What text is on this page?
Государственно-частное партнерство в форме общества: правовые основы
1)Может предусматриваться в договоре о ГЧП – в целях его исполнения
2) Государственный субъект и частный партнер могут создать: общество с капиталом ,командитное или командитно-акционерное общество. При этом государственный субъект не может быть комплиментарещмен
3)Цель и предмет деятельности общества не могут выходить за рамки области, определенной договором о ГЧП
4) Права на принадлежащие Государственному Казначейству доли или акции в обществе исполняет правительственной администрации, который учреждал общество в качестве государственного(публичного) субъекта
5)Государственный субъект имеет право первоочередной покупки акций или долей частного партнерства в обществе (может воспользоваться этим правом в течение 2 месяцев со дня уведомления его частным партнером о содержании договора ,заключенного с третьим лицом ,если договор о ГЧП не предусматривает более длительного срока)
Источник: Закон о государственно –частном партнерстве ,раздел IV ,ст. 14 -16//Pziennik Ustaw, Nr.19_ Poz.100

■ ■ ■ ■ ■ ■ ■

▶ Exercise goal: Give the number of lines in the material above that have the word "общества" in them, and nothing more.

▶ Exercise result: 2